[Data excerpts]
■ ■ ■
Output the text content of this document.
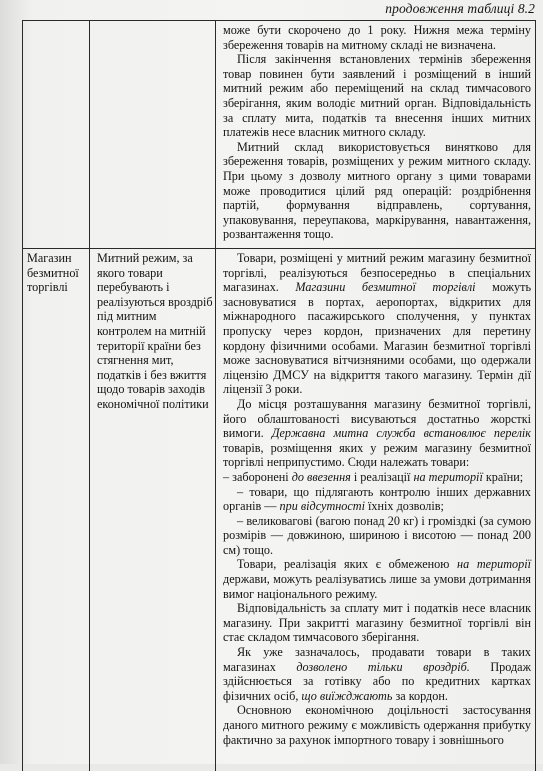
продовження таблиці 8.2

може бути скорочено до 1 року. Нижня межа терміну збереження товарів на митному складі не визначена.

Після закінчення встановлених термінів збереження товар повинен бути заявлений і розміщений в інший митний режим або переміщений на склад тимчасового зберігання, яким володіє митний орган. Відповідальність за сплату мита, податків та внесення інших митних платежів несе власник митного складу.

Митний склад використовується винятково для збереження товарів, розміщених у режим митного складу. При цьому з дозволу митного органу з цими товарами може проводитися цілий ряд операцій: роздрібнення партій, формування відправлень, сортування, упаковування, переупакова, маркірування, навантаження, розвантаження тощо.

Магазин безмитної торгівлі
Митний режим, за якого товари перебувають і реалізуються вроздріб під митним контролем на митній території країни без стягнення мит, податків і без вжиття щодо товарів заходів економічної політики

Товари, розміщені у митний режим магазину безмитної торгівлі, реалізуються безпосередньо в спеціальних магазинах. Магазини безмитної торгівлі можуть засновуватися в портах, аеропортах, відкритих для міжнародного пасажирського сполучення, у пунктах пропуску через кордон, призначених для перетину кордону фізичними особами. Магазин безмитної торгівлі може засновуватися вітчизняними особами, що одержали ліцензію ДМСУ на відкриття такого магазину. Термін дії ліцензії 3 роки.

До місця розташування магазину безмитної торгівлі, його облаштованості висуваються достатньо жорсткі вимоги. Державна митна служба встановлює перелік товарів, розміщення яких у режим магазину безмитної торгівлі неприпустимо. Сюди належать товари:

– заборонені до ввезення і реалізації на території країни;

– товари, що підлягають контролю інших державних органів — при відсутності їхніх дозволів;

– великовагові (вагою понад 20 кг) і громіздкі (за сумою розмірів — довжиною, шириною і висотою — понад 200 см) тощо.

Товари, реалізація яких є обмеженою на території держави, можуть реалізуватись лише за умови дотримання вимог національного режиму.

Відповідальність за сплату мит і податків несе власник магазину. При закритті магазину безмитної торгівлі він стає складом тимчасового зберігання.

Як уже зазначалось, продавати товари в таких магазинах дозволено тільки вроздріб. Продаж здійснюється за готівку або по кредитних картках фізичних осіб, що виїжджають за кордон.

Основною економічною доцільності застосування даного митного режиму є можливість одержання прибутку фактично за рахунок імпортного товару і зовнішнього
■ ■ ■
• [Task to carry out] With the pictures left out, transcribe the material exactly.

• [Exercise answer]
Output the text content of this document.
продовження таблиці 8.2

може бути скорочено до 1 року. Нижня межа терміну збереження товарів на митному складі не визначена.

Після закінчення встановлених термінів збереження товар повинен бути заявлений і розміщений в інший митний режим або переміщений на склад тимчасового зберігання, яким володіє митний орган. Відповідальність за сплату мита, податків та внесення інших митних платежів несе власник митного складу.

Митний склад використовується винятково для збереження товарів, розміщених у режим митного складу. При цьому з дозволу митного органу з цими товарами може проводитися цілий ряд операцій: роздрібнення партій, формування відправлень, сортування, упаковування, переупакова, маркірування, навантаження, розвантаження тощо.

Магазин безмитної торгівлі
Митний режим, за якого товари перебувають і реалізуються вроздріб під митним контролем на митній території країни без стягнення мит, податків і без вжиття щодо товарів заходів економічної політики

Товари, розміщені у митний режим магазину безмитної торгівлі, реалізуються безпосередньо в спеціальних магазинах. Магазини безмитної торгівлі можуть засновуватися в портах, аеропортах, відкритих для міжнародного пасажирського сполучення, у пунктах пропуску через кордон, призначених для перетину кордону фізичними особами. Магазин безмитної торгівлі може засновуватися вітчизняними особами, що одержали ліцензію ДМСУ на відкриття такого магазину. Термін дії ліцензії 3 роки.

До місця розташування магазину безмитної торгівлі, його облаштованості висуваються достатньо жорсткі вимоги. Державна митна служба встановлює перелік товарів, розміщення яких у режим магазину безмитної торгівлі неприпустимо. Сюди належать товари:

– заборонені до ввезення і реалізації на території країни;

– товари, що підлягають контролю інших державних органів — при відсутності їхніх дозволів;

– великовагові (вагою понад 20 кг) і громіздкі (за сумою розмірів — довжиною, шириною і висотою — понад 200 см) тощо.

Товари, реалізація яких є обмеженою на території держави, можуть реалізуватись лише за умови дотримання вимог національного режиму.

Відповідальність за сплату мит і податків несе власник магазину. При закритті магазину безмитної торгівлі він стає складом тимчасового зберігання.

Як уже зазначалось, продавати товари в таких магазинах дозволено тільки вроздріб. Продаж здійснюється за готівку або по кредитних картках фізичних осіб, що виїжджають за кордон.

Основною економічною доцільності застосування даного митного режиму є можливість одержання прибутку фактично за рахунок імпортного товару і зовнішнього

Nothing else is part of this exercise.